-- start of ENTRIES --

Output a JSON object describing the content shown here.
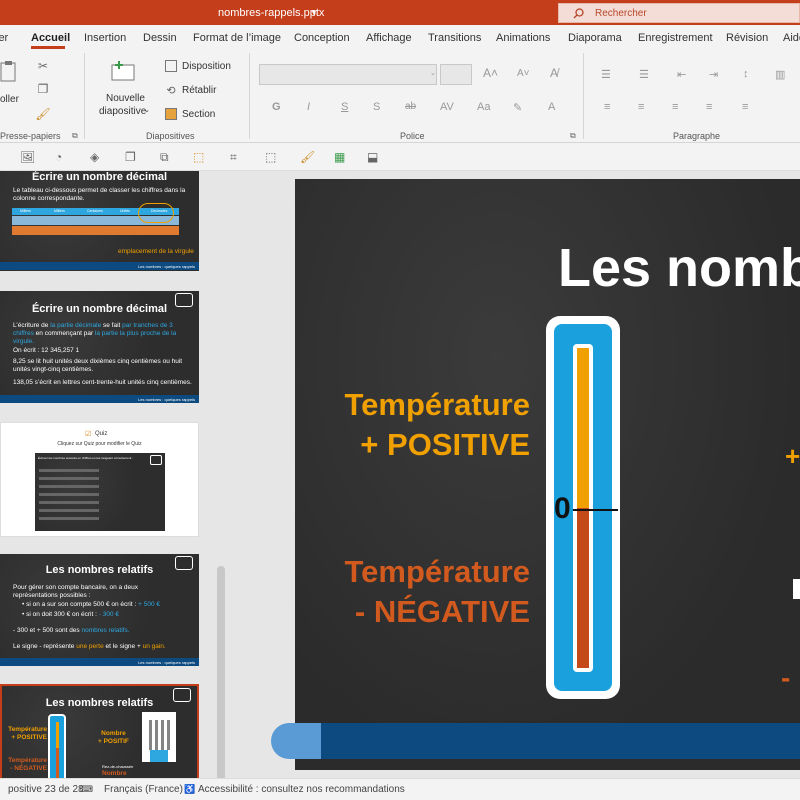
{
  "title_bar": {
    "doc_title": "nombres-rappels.pptx",
    "search_placeholder": "Rechercher"
  },
  "ribbon_tabs": [
    {
      "label": "ier"
    },
    {
      "label": "Accueil"
    },
    {
      "label": "Insertion"
    },
    {
      "label": "Dessin"
    },
    {
      "label": "Format de l’image"
    },
    {
      "label": "Conception"
    },
    {
      "label": "Affichage"
    },
    {
      "label": "Transitions"
    },
    {
      "label": "Animations"
    },
    {
      "label": "Diaporama"
    },
    {
      "label": "Enregistrement"
    },
    {
      "label": "Révision"
    },
    {
      "label": "Aide"
    }
  ],
  "ribbon": {
    "paste_label": "oller",
    "clipboard_group": "Presse-papiers",
    "new_slide_label_1": "Nouvelle",
    "new_slide_label_2": "diapositive",
    "layout_label": "Disposition",
    "reset_label": "Rétablir",
    "section_label": "Section",
    "slides_group": "Diapositives",
    "font_group": "Police",
    "paragraph_group": "Paragraphe"
  },
  "colors": {
    "accent": "#c43e1c",
    "chalk": "#2d2d2d",
    "orange": "#f0a000",
    "red_orange": "#d35a1e",
    "blue": "#2ea7e0",
    "dark_blue": "#0c4a80"
  },
  "thumbnails": {
    "t1": {
      "title": "Écrire un nombre décimal",
      "text": "Le tableau ci-dessous permet de classer les chiffres dans la colonne correspondante.",
      "cols": [
        "Milliers",
        "Milliers",
        "Centaines",
        "Unités",
        "Décimales"
      ],
      "note": "emplacement de la virgule",
      "footer": "Les nombres : quelques rappels"
    },
    "t2": {
      "title": "Écrire un nombre décimal",
      "text_a": "L’écriture de",
      "text_b": "la partie décimale",
      "text_c": "se fait",
      "text_d": "par tranches de 3 chiffres",
      "text_e": "en commençant par",
      "text_f": "la partie la plus proche de la virgule.",
      "ex1": "On écrit : 12 345,257 1",
      "ex2": "8,25 se lit huit unités deux dixièmes cinq centièmes ou huit unités vingt-cinq centièmes.",
      "ex3": "138,05 s’écrit en lettres cent-trente-huit unités cinq centièmes.",
      "footer": "Les nombres : quelques rappels"
    },
    "t3": {
      "quiz": "Quiz",
      "instruction": "Cliquez sur Quiz pour modifier le Quiz",
      "inner_title": "Écrivez les nombres suivants en chiffres en les rangeant correctement :"
    },
    "t4": {
      "title": "Les nombres relatifs",
      "intro": "Pour gérer son compte bancaire, on a deux représentations possibles :",
      "b1a": "si on a sur son compte 500 € on écrit :",
      "b1b": "+ 500 €",
      "b2a": "si on doit 300 € on écrit :",
      "b2b": "- 300 €",
      "l3a": "- 300 et + 500 sont des",
      "l3b": "nombres relatifs.",
      "l4a": "Le signe - représente",
      "l4b": "une perte",
      "l4c": "et le signe +",
      "l4d": "un gain.",
      "footer": "Les nombres : quelques rappels"
    },
    "t5": {
      "title": "Les nombres relatifs",
      "temp_pos_1": "Température",
      "temp_pos_2": "+ POSITIVE",
      "temp_neg_1": "Température",
      "temp_neg_2": "- NÉGATIVE",
      "nombre_pos_1": "Nombre",
      "nombre_pos_2": "+ POSITIF",
      "nombre_neg": "Nombre",
      "rdc": "Rez-de-chaussée"
    }
  },
  "slide": {
    "title": "Les nombres",
    "temp_pos_line1": "Température",
    "temp_pos_line2": "+ POSITIVE",
    "temp_neg_line1": "Température",
    "temp_neg_line2": "- NÉGATIVE",
    "zero": "0",
    "right_plus": "+",
    "right_minus": "-"
  },
  "status": {
    "slide_info": "positive 23 de 28",
    "language": "Français (France)",
    "accessibility": "Accessibilité : consultez nos recommandations"
  }
}
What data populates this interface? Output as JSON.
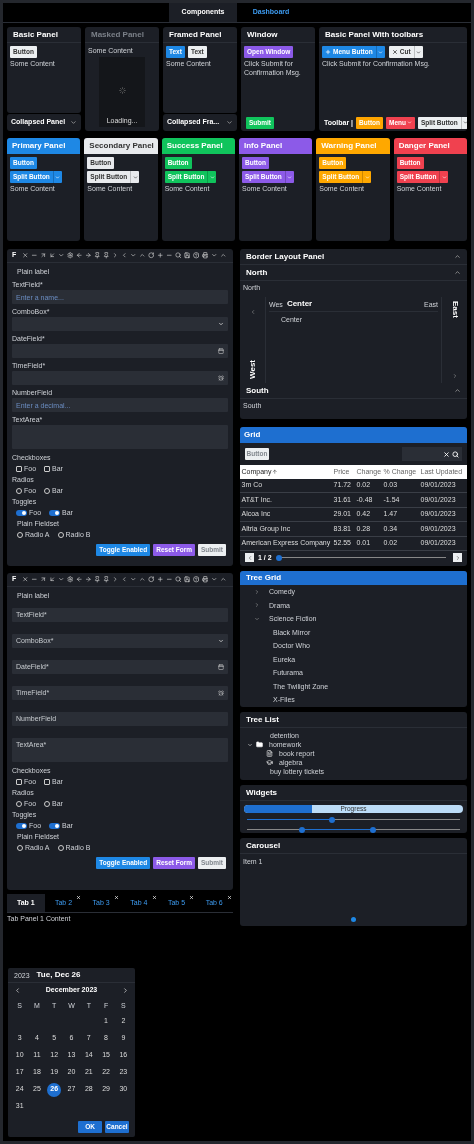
{
  "top_tabs": [
    {
      "label": "Components",
      "selected": true
    },
    {
      "label": "Dashboard",
      "selected": false
    }
  ],
  "basic_panel": {
    "title": "Basic Panel",
    "button": "Button",
    "content": "Some Content"
  },
  "collapsed_panel": {
    "title": "Collapsed Panel",
    "expanded": false
  },
  "masked_panel": {
    "title": "Masked Panel",
    "content": "Some Content",
    "mask_text": "Loading..."
  },
  "framed_panel": {
    "title": "Framed Panel",
    "buttons": [
      {
        "label": "Text",
        "color": "#1e88e5"
      },
      {
        "label": "Text",
        "color": "#eceff1"
      }
    ],
    "content": "Some Content"
  },
  "collapsed_framed_panel": {
    "title": "Collapsed Fra...",
    "expanded": false
  },
  "window_panel": {
    "title": "Window",
    "button": "Open Window",
    "content": "Click Submit for Confirmation Msg.",
    "footer_button": "Submit"
  },
  "toolbar_panel": {
    "title": "Basic Panel With toolbars",
    "menu_button": "Menu Button",
    "cut_button": "Cut",
    "content": "Click Submit for Confirmation Msg.",
    "toolbar_label": "Toolbar |",
    "toolbar_buttons": [
      {
        "label": "Button",
        "kind": "plain",
        "color": "#ffa500"
      },
      {
        "label": "Menu",
        "kind": "menu",
        "color": "#f0414f"
      },
      {
        "label": "Split Button",
        "kind": "split",
        "color": "#eceff1"
      }
    ]
  },
  "colored_panels": [
    {
      "title": "Primary Panel",
      "color": "#1e88e5",
      "button": "Button",
      "split_button": "Split Button",
      "content": "Some Content"
    },
    {
      "title": "Secondary Panel",
      "color": "#e8eaed",
      "button": "Button",
      "split_button": "Split Button",
      "content": "Some Content"
    },
    {
      "title": "Success Panel",
      "color": "#10c45c",
      "button": "Button",
      "split_button": "Split Button",
      "content": "Some Content"
    },
    {
      "title": "Info Panel",
      "color": "#8c5ae8",
      "button": "Button",
      "split_button": "Split Button",
      "content": "Some Content"
    },
    {
      "title": "Warning Panel",
      "color": "#ffa800",
      "button": "Button",
      "split_button": "Split Button",
      "content": "Some Content"
    },
    {
      "title": "Danger Panel",
      "color": "#f0414f",
      "button": "Button",
      "split_button": "Split Button",
      "content": "Some Content"
    }
  ],
  "forms": [
    {
      "toolbar_title": "F",
      "labels_inside": false,
      "plain_label": "Plain label",
      "fields": [
        {
          "label": "TextField*",
          "kind": "text",
          "placeholder": "Enter a name..."
        },
        {
          "label": "ComboBox*",
          "kind": "combo"
        },
        {
          "label": "DateField*",
          "kind": "date"
        },
        {
          "label": "TimeField*",
          "kind": "time"
        },
        {
          "label": "NumberField",
          "kind": "number",
          "placeholder": "Enter a decimal..."
        },
        {
          "label": "TextArea*",
          "kind": "textarea"
        }
      ],
      "checkboxes_label": "Checkboxes",
      "checkboxes": [
        {
          "label": "Foo",
          "checked": false
        },
        {
          "label": "Bar",
          "checked": false
        }
      ],
      "radios_label": "Radios",
      "radios": [
        {
          "label": "Foo",
          "selected": false
        },
        {
          "label": "Bar",
          "selected": false
        }
      ],
      "toggles_label": "Toggles",
      "toggles": [
        {
          "label": "Foo",
          "on": true
        },
        {
          "label": "Bar",
          "on": true
        }
      ],
      "fieldset_label": "Plain Fieldset",
      "fieldset_radios": [
        {
          "label": "Radio A",
          "selected": false
        },
        {
          "label": "Radio B",
          "selected": false
        }
      ],
      "buttons": [
        {
          "label": "Toggle Enabled",
          "color": "#1e88e5",
          "disabled": false
        },
        {
          "label": "Reset Form",
          "color": "#8c5ae8",
          "disabled": false
        },
        {
          "label": "Submit",
          "color": "#eceff1",
          "disabled": true
        }
      ]
    },
    {
      "toolbar_title": "F",
      "labels_inside": true,
      "plain_label": "Plain label",
      "fields": [
        {
          "label": "TextField*",
          "kind": "text"
        },
        {
          "label": "ComboBox*",
          "kind": "combo"
        },
        {
          "label": "DateField*",
          "kind": "date"
        },
        {
          "label": "TimeField*",
          "kind": "time"
        },
        {
          "label": "NumberField",
          "kind": "number"
        },
        {
          "label": "TextArea*",
          "kind": "textarea"
        }
      ],
      "checkboxes_label": "Checkboxes",
      "checkboxes": [
        {
          "label": "Foo",
          "checked": false
        },
        {
          "label": "Bar",
          "checked": false
        }
      ],
      "radios_label": "Radios",
      "radios": [
        {
          "label": "Foo",
          "selected": false
        },
        {
          "label": "Bar",
          "selected": false
        }
      ],
      "toggles_label": "Toggles",
      "toggles": [
        {
          "label": "Foo",
          "on": true
        },
        {
          "label": "Bar",
          "on": true
        }
      ],
      "fieldset_label": "Plain Fieldset",
      "fieldset_radios": [
        {
          "label": "Radio A",
          "selected": false
        },
        {
          "label": "Radio B",
          "selected": false
        }
      ],
      "buttons": [
        {
          "label": "Toggle Enabled",
          "color": "#1e88e5",
          "disabled": false
        },
        {
          "label": "Reset Form",
          "color": "#8c5ae8",
          "disabled": false
        },
        {
          "label": "Submit",
          "color": "#eceff1",
          "disabled": true
        }
      ]
    }
  ],
  "bottom_tabs": [
    {
      "label": "Tab 1",
      "selected": true,
      "closable": false
    },
    {
      "label": "Tab 2",
      "selected": false,
      "closable": true
    },
    {
      "label": "Tab 3",
      "selected": false,
      "closable": true
    },
    {
      "label": "Tab 4",
      "selected": false,
      "closable": true
    },
    {
      "label": "Tab 5",
      "selected": false,
      "closable": true
    },
    {
      "label": "Tab 6",
      "selected": false,
      "closable": true
    }
  ],
  "tab_content": "Tab Panel 1 Content",
  "calendar": {
    "year": "2023",
    "date": "Tue, Dec 26",
    "month": "December 2023",
    "weekdays": [
      "S",
      "M",
      "T",
      "W",
      "T",
      "F",
      "S"
    ],
    "weeks": [
      [
        {
          "day": "1",
          "selected": false
        },
        {
          "day": "2",
          "selected": false
        }
      ],
      [
        {
          "day": "3",
          "selected": false
        },
        {
          "day": "4",
          "selected": false
        },
        {
          "day": "5",
          "selected": false
        },
        {
          "day": "6",
          "selected": false
        },
        {
          "day": "7",
          "selected": false
        },
        {
          "day": "8",
          "selected": false
        },
        {
          "day": "9",
          "selected": false
        }
      ],
      [
        {
          "day": "10",
          "selected": false
        },
        {
          "day": "11",
          "selected": false
        },
        {
          "day": "12",
          "selected": false
        },
        {
          "day": "13",
          "selected": false
        },
        {
          "day": "14",
          "selected": false
        },
        {
          "day": "15",
          "selected": false
        },
        {
          "day": "16",
          "selected": false
        }
      ],
      [
        {
          "day": "17",
          "selected": false
        },
        {
          "day": "18",
          "selected": false
        },
        {
          "day": "19",
          "selected": false
        },
        {
          "day": "20",
          "selected": false
        },
        {
          "day": "21",
          "selected": false
        },
        {
          "day": "22",
          "selected": false
        },
        {
          "day": "23",
          "selected": false
        }
      ],
      [
        {
          "day": "24",
          "selected": false
        },
        {
          "day": "25",
          "selected": false
        },
        {
          "day": "26",
          "selected": true
        },
        {
          "day": "27",
          "selected": false
        },
        {
          "day": "28",
          "selected": false
        },
        {
          "day": "29",
          "selected": false
        },
        {
          "day": "30",
          "selected": false
        }
      ],
      [
        {
          "day": "31",
          "selected": false
        }
      ]
    ],
    "buttons": [
      "OK",
      "Cancel"
    ]
  },
  "border_layout": {
    "title": "Border Layout Panel",
    "expanded": true,
    "north": {
      "title": "North",
      "expanded": true,
      "content": "North"
    },
    "west": {
      "title": "West",
      "expanded": false
    },
    "center": {
      "west_label": "Wes",
      "title": "Center",
      "content": "Center",
      "east_label": "East"
    },
    "east": {
      "title": "East",
      "expanded": false
    },
    "south": {
      "title": "South",
      "expanded": true,
      "content": "South"
    }
  },
  "grid": {
    "title": "Grid",
    "toolbar_button": "Button",
    "columns": [
      {
        "label": "Company",
        "sorted": true
      },
      {
        "label": "Price",
        "sorted": false
      },
      {
        "label": "Change",
        "sorted": false
      },
      {
        "label": "% Change",
        "sorted": false
      },
      {
        "label": "Last Updated",
        "sorted": false
      }
    ],
    "rows": [
      [
        "3m Co",
        "71.72",
        "0.02",
        "0.03",
        "09/01/2023"
      ],
      [
        "AT&T Inc.",
        "31.61",
        "-0.48",
        "-1.54",
        "09/01/2023"
      ],
      [
        "Alcoa Inc",
        "29.01",
        "0.42",
        "1.47",
        "09/01/2023"
      ],
      [
        "Altria Group Inc",
        "83.81",
        "0.28",
        "0.34",
        "09/01/2023"
      ],
      [
        "American Express Company",
        "52.55",
        "0.01",
        "0.02",
        "09/01/2023"
      ]
    ],
    "pager": {
      "page": "1 / 2",
      "level": 0
    }
  },
  "tree_grid": {
    "title": "Tree Grid",
    "rows": [
      {
        "label": "Comedy",
        "expanded": false
      },
      {
        "label": "Drama",
        "expanded": false
      },
      {
        "label": "Science Fiction",
        "expanded": true,
        "children": [
          {
            "label": "Black Mirror"
          },
          {
            "label": "Doctor Who"
          },
          {
            "label": "Eureka"
          },
          {
            "label": "Futurama"
          },
          {
            "label": "The Twilight Zone"
          },
          {
            "label": "X-Files"
          }
        ]
      }
    ]
  },
  "tree_list": {
    "title": "Tree List",
    "items": [
      {
        "label": "detention",
        "kind": "plain"
      },
      {
        "label": "homework",
        "kind": "folder",
        "expanded": true,
        "children": [
          {
            "label": "book report",
            "kind": "book"
          },
          {
            "label": "algebra",
            "kind": "cap"
          }
        ]
      },
      {
        "label": "buy lottery tickets",
        "kind": "plain"
      }
    ]
  },
  "widgets": {
    "title": "Widgets",
    "progress": {
      "label": "Progress",
      "level": 0.31
    },
    "slider": {
      "level": 0.4
    },
    "range_slider": {
      "thumbs": [
        {
          "level": 0.26
        },
        {
          "level": 0.59
        }
      ]
    }
  },
  "carousel": {
    "title": "Carousel",
    "item": "Item 1",
    "dots": [
      {
        "selected": true
      }
    ]
  }
}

-- end of ENTRIES --

- EXERCISE DETAILS -
What is the number of lines in the records that contain the word "cinq"? Answer with the number and nothing else.

- EXERCISE OUTPUT -
2